[REQUIREMENT] Repeat the entries that follow verbatim, without any of their pictures.

◆ ◆ ◆

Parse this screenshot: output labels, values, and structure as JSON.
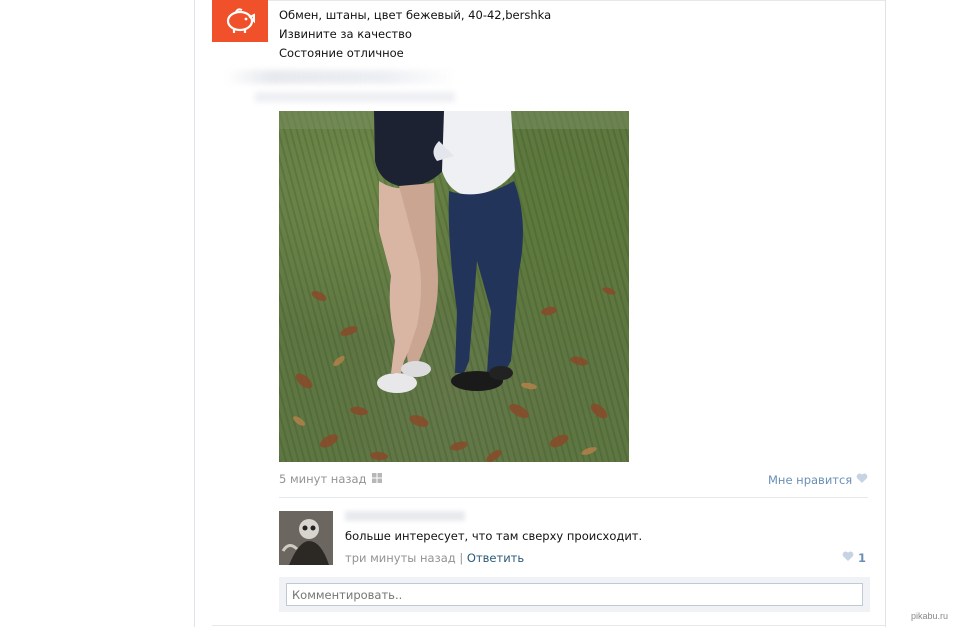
{
  "post": {
    "lines": [
      "Обмен, штаны, цвет бежевый, 40-42,bershka",
      "Извините за качество",
      "Состояние отличное"
    ],
    "time": "5 минут назад",
    "like_label": "Мне нравится"
  },
  "comment": {
    "text": "больше интересует, что там сверху происходит.",
    "time": "три минуты назад",
    "separator": "|",
    "reply_label": "Ответить",
    "like_count": "1"
  },
  "comment_form": {
    "placeholder": "Комментировать.."
  },
  "watermark": "pikabu.ru",
  "colors": {
    "group_avatar_bg": "#f0502a",
    "link": "#2b587a",
    "like": "#6a8fb7",
    "meta": "#939393"
  },
  "icons": {
    "group_avatar": "piggy-bank-icon",
    "post_source": "windows-icon",
    "like": "heart-icon"
  }
}
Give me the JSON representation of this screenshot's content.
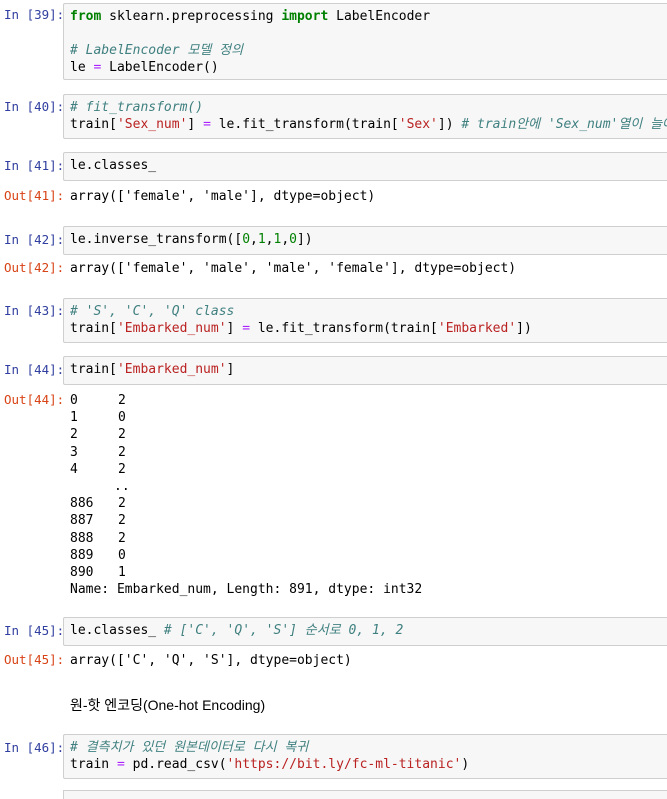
{
  "cells": {
    "c39": {
      "prompt": "In [39]:",
      "line1": {
        "kw1": "from",
        "mod": " sklearn.preprocessing ",
        "kw2": "import",
        "name": " LabelEncoder"
      },
      "line3": "# LabelEncoder 모델 정의",
      "line4": {
        "var": "le ",
        "op": "=",
        "rest": " LabelEncoder()"
      }
    },
    "c40": {
      "prompt": "In [40]:",
      "line1": "# fit_transform()",
      "line2": {
        "a": "train[",
        "s1": "'Sex_num'",
        "b": "] ",
        "op": "=",
        "c": " le.fit_transform(train[",
        "s2": "'Sex'",
        "d": "]) ",
        "comment": "# train안에 'Sex_num'열이 늘어남"
      }
    },
    "c41": {
      "prompt": "In [41]:",
      "code": "le.classes_",
      "out_prompt": "Out[41]:",
      "output": "array(['female', 'male'], dtype=object)"
    },
    "c42": {
      "prompt": "In [42]:",
      "code": {
        "a": "le.inverse_transform([",
        "n1": "0",
        "c1": ",",
        "n2": "1",
        "c2": ",",
        "n3": "1",
        "c3": ",",
        "n4": "0",
        "b": "])"
      },
      "out_prompt": "Out[42]:",
      "output": "array(['female', 'male', 'male', 'female'], dtype=object)"
    },
    "c43": {
      "prompt": "In [43]:",
      "line1": "# 'S', 'C', 'Q' class",
      "line2": {
        "a": "train[",
        "s1": "'Embarked_num'",
        "b": "] ",
        "op": "=",
        "c": " le.fit_transform(train[",
        "s2": "'Embarked'",
        "d": "])"
      }
    },
    "c44": {
      "prompt": "In [44]:",
      "code": {
        "a": "train[",
        "s1": "'Embarked_num'",
        "b": "]"
      },
      "out_prompt": "Out[44]:",
      "rows_top": [
        {
          "idx": "0",
          "val": "2"
        },
        {
          "idx": "1",
          "val": "0"
        },
        {
          "idx": "2",
          "val": "2"
        },
        {
          "idx": "3",
          "val": "2"
        },
        {
          "idx": "4",
          "val": "2"
        }
      ],
      "ellipsis": "..",
      "rows_bottom": [
        {
          "idx": "886",
          "val": "2"
        },
        {
          "idx": "887",
          "val": "2"
        },
        {
          "idx": "888",
          "val": "2"
        },
        {
          "idx": "889",
          "val": "0"
        },
        {
          "idx": "890",
          "val": "1"
        }
      ],
      "footer": "Name: Embarked_num, Length: 891, dtype: int32"
    },
    "c45": {
      "prompt": "In [45]:",
      "code": {
        "a": "le.classes_ ",
        "comment": "# ['C', 'Q', 'S'] 순서로 0, 1, 2"
      },
      "out_prompt": "Out[45]:",
      "output": "array(['C', 'Q', 'S'], dtype=object)"
    },
    "markdown": {
      "text": "원-핫 엔코딩(One-hot Encoding)"
    },
    "c46": {
      "prompt": "In [46]:",
      "line1": "# 결측치가 있던 원본데이터로 다시 복귀",
      "line2": {
        "a": "train ",
        "op": "=",
        "b": " pd.read_csv(",
        "s": "'https://bit.ly/fc-ml-titanic'",
        "c": ")"
      }
    }
  }
}
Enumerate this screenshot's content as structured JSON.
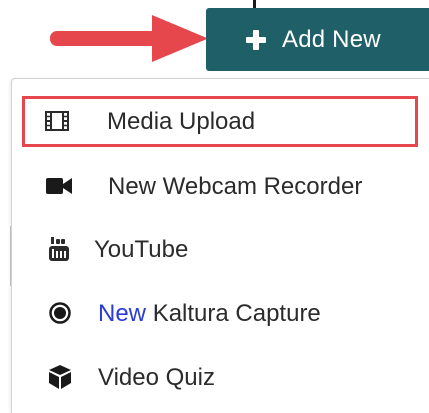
{
  "toolbar": {
    "add_new_label": "Add New"
  },
  "menu": {
    "items": [
      {
        "label": "Media Upload",
        "icon": "film-icon",
        "highlighted": true
      },
      {
        "label": "New Webcam Recorder",
        "icon": "video-camera-icon"
      },
      {
        "label": "YouTube",
        "icon": "youtube-icon"
      },
      {
        "new_badge": "New",
        "label": "Kaltura Capture",
        "icon": "record-icon"
      },
      {
        "label": "Video Quiz",
        "icon": "cube-icon"
      }
    ]
  },
  "colors": {
    "button_bg": "#1f5f67",
    "annotation_red": "#e5474c",
    "new_badge": "#2a3bd6"
  }
}
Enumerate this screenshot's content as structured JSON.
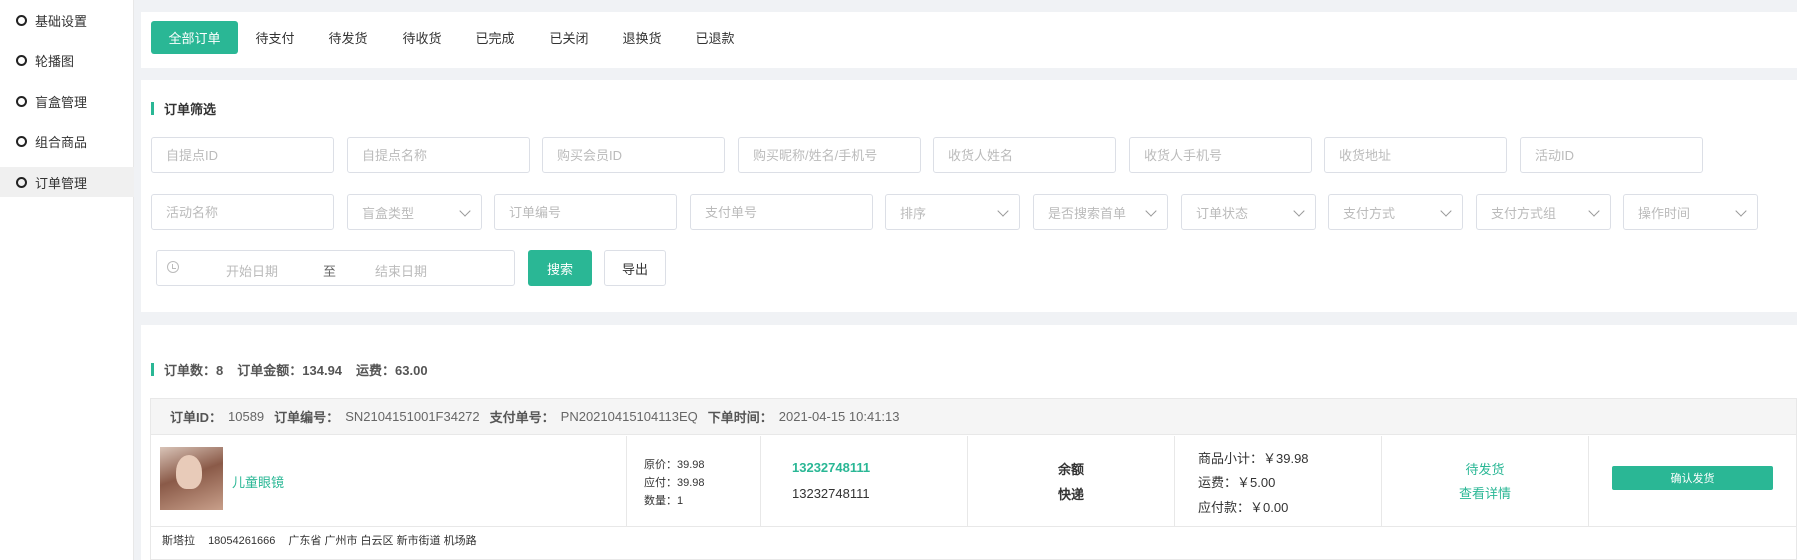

◆ ◆ ◆

[FINISHED TASK]
Parse this screenshot: output labels, values, and structure as JSON.
{
  "post": {
    "lines": [
      "Обмен, штаны, цвет бежевый, 40-42,bershka",
      "Извините за качество",
      "Состояние отличное"
    ],
    "time": "5 минут назад",
    "like_label": "Мне нравится"
  },
  "comment": {
    "text": "больше интересует, что там сверху происходит.",
    "time": "три минуты назад",
    "separator": "|",
    "reply_label": "Ответить",
    "like_count": "1"
  },
  "comment_form": {
    "placeholder": "Комментировать.."
  },
  "watermark": "pikabu.ru",
  "colors": {
    "group_avatar_bg": "#f0502a",
    "link": "#2b587a",
    "like": "#6a8fb7",
    "meta": "#939393"
  },
  "icons": {
    "group_avatar": "piggy-bank-icon",
    "post_source": "windows-icon",
    "like": "heart-icon"
  }
}
Give me the JSON representation of this screenshot's content.
{
  "cells": {
    "c39": {
      "prompt": "In [39]:",
      "line1": {
        "kw1": "from",
        "mod": " sklearn.preprocessing ",
        "kw2": "import",
        "name": " LabelEncoder"
      },
      "line3": "# LabelEncoder 모델 정의",
      "line4": {
        "var": "le ",
        "op": "=",
        "rest": " LabelEncoder()"
      }
    },
    "c40": {
      "prompt": "In [40]:",
      "line1": "# fit_transform()",
      "line2": {
        "a": "train[",
        "s1": "'Sex_num'",
        "b": "] ",
        "op": "=",
        "c": " le.fit_transform(train[",
        "s2": "'Sex'",
        "d": "]) ",
        "comment": "# train안에 'Sex_num'열이 늘어남"
      }
    },
    "c41": {
      "prompt": "In [41]:",
      "code": "le.classes_",
      "out_prompt": "Out[41]:",
      "output": "array(['female', 'male'], dtype=object)"
    },
    "c42": {
      "prompt": "In [42]:",
      "code": {
        "a": "le.inverse_transform([",
        "n1": "0",
        "c1": ",",
        "n2": "1",
        "c2": ",",
        "n3": "1",
        "c3": ",",
        "n4": "0",
        "b": "])"
      },
      "out_prompt": "Out[42]:",
      "output": "array(['female', 'male', 'male', 'female'], dtype=object)"
    },
    "c43": {
      "prompt": "In [43]:",
      "line1": "# 'S', 'C', 'Q' class",
      "line2": {
        "a": "train[",
        "s1": "'Embarked_num'",
        "b": "] ",
        "op": "=",
        "c": " le.fit_transform(train[",
        "s2": "'Embarked'",
        "d": "])"
      }
    },
    "c44": {
      "prompt": "In [44]:",
      "code": {
        "a": "train[",
        "s1": "'Embarked_num'",
        "b": "]"
      },
      "out_prompt": "Out[44]:",
      "rows_top": [
        {
          "idx": "0",
          "val": "2"
        },
        {
          "idx": "1",
          "val": "0"
        },
        {
          "idx": "2",
          "val": "2"
        },
        {
          "idx": "3",
          "val": "2"
        },
        {
          "idx": "4",
          "val": "2"
        }
      ],
      "ellipsis": "..",
      "rows_bottom": [
        {
          "idx": "886",
          "val": "2"
        },
        {
          "idx": "887",
          "val": "2"
        },
        {
          "idx": "888",
          "val": "2"
        },
        {
          "idx": "889",
          "val": "0"
        },
        {
          "idx": "890",
          "val": "1"
        }
      ],
      "footer": "Name: Embarked_num, Length: 891, dtype: int32"
    },
    "c45": {
      "prompt": "In [45]:",
      "code": {
        "a": "le.classes_ ",
        "comment": "# ['C', 'Q', 'S'] 순서로 0, 1, 2"
      },
      "out_prompt": "Out[45]:",
      "output": "array(['C', 'Q', 'S'], dtype=object)"
    },
    "markdown": {
      "text": "원-핫 엔코딩(One-hot Encoding)"
    },
    "c46": {
      "prompt": "In [46]:",
      "line1": "# 결측치가 있던 원본데이터로 다시 복귀",
      "line2": {
        "a": "train ",
        "op": "=",
        "b": " pd.read_csv(",
        "s": "'https://bit.ly/fc-ml-titanic'",
        "c": ")"
      }
    }
  }
}
Enumerate this screenshot's content as structured JSON.
{
  "toolbar": {
    "add_new_label": "Add New"
  },
  "menu": {
    "items": [
      {
        "label": "Media Upload",
        "icon": "film-icon",
        "highlighted": true
      },
      {
        "label": "New Webcam Recorder",
        "icon": "video-camera-icon"
      },
      {
        "label": "YouTube",
        "icon": "youtube-icon"
      },
      {
        "new_badge": "New",
        "label": "Kaltura Capture",
        "icon": "record-icon"
      },
      {
        "label": "Video Quiz",
        "icon": "cube-icon"
      }
    ]
  },
  "colors": {
    "button_bg": "#1f5f67",
    "annotation_red": "#e5474c",
    "new_badge": "#2a3bd6"
  }
}
Enumerate this screenshot's content as structured JSON.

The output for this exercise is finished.